Dataset items:
┏━━

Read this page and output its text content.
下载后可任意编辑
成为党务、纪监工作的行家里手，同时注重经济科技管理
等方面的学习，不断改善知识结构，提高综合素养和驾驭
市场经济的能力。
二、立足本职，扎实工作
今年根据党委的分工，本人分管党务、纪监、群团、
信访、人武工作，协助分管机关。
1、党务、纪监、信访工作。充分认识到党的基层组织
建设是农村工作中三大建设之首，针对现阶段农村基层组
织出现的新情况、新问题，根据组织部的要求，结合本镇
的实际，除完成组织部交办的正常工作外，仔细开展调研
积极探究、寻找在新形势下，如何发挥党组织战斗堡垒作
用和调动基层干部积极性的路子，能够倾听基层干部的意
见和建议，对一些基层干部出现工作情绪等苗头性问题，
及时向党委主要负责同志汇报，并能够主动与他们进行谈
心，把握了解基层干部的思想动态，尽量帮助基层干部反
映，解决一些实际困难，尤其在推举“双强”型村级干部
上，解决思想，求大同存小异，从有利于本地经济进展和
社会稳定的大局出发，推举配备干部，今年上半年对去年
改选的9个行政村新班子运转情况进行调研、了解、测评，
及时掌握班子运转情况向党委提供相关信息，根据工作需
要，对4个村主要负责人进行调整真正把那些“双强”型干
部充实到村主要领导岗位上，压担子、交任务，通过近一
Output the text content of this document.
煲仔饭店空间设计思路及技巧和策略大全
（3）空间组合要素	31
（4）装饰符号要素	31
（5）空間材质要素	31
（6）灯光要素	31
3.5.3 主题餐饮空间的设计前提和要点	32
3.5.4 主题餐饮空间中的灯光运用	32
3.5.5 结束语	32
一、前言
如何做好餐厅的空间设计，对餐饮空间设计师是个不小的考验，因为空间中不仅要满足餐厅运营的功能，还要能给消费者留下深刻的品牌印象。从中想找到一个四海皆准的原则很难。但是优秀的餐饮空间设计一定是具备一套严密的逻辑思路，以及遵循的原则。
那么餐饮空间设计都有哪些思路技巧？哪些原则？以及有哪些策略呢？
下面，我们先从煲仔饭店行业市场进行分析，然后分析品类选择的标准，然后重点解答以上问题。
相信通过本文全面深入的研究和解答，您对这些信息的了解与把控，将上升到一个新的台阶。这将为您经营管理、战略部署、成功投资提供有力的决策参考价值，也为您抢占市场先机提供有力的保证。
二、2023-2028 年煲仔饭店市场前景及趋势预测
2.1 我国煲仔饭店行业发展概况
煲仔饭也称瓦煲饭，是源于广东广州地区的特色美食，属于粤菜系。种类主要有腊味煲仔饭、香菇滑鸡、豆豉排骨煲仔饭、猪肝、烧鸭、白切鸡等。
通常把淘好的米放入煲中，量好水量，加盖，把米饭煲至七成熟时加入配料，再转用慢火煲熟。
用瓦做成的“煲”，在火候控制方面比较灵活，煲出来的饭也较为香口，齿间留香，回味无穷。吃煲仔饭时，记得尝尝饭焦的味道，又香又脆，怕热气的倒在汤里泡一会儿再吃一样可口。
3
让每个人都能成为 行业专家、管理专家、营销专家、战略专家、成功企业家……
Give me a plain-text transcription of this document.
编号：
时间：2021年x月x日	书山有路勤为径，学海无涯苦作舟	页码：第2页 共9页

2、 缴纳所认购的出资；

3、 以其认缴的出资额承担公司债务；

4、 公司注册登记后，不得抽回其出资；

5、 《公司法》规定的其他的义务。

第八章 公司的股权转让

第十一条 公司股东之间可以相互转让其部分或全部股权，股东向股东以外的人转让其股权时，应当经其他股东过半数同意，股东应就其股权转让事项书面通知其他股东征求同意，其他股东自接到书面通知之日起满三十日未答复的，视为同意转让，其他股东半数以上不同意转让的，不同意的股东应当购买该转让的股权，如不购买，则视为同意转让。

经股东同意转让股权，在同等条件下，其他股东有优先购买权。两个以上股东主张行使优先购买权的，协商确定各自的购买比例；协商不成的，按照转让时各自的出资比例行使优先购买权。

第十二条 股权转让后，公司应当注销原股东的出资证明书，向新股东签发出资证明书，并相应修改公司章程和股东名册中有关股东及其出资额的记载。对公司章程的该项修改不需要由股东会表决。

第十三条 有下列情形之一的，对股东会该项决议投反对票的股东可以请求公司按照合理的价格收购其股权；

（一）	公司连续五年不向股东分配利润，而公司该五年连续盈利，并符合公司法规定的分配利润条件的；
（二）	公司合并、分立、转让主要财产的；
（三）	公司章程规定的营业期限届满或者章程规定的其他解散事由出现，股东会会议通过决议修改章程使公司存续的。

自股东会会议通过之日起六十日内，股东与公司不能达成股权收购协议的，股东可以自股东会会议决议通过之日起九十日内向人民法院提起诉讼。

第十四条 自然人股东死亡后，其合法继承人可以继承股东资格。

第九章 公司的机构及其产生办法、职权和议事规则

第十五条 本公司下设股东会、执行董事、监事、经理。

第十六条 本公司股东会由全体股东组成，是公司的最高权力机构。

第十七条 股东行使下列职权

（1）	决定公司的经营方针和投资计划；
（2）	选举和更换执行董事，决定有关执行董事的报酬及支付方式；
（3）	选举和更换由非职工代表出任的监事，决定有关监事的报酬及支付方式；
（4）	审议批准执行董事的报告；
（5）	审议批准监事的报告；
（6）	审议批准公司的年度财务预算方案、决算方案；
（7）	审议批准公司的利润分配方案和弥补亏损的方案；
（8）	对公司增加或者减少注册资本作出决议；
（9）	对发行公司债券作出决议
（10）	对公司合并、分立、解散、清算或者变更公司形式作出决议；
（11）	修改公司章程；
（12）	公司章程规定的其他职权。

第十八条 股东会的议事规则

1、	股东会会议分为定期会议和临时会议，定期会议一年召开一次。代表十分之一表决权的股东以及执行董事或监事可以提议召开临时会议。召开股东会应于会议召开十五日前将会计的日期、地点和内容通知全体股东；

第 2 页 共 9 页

┗━━

* [Task to complete] Using the listing above, pick out each line that contains the word "content", then copy it.

* [Solution to the problem]
Read this page and output its text content.
Output the text content of this document.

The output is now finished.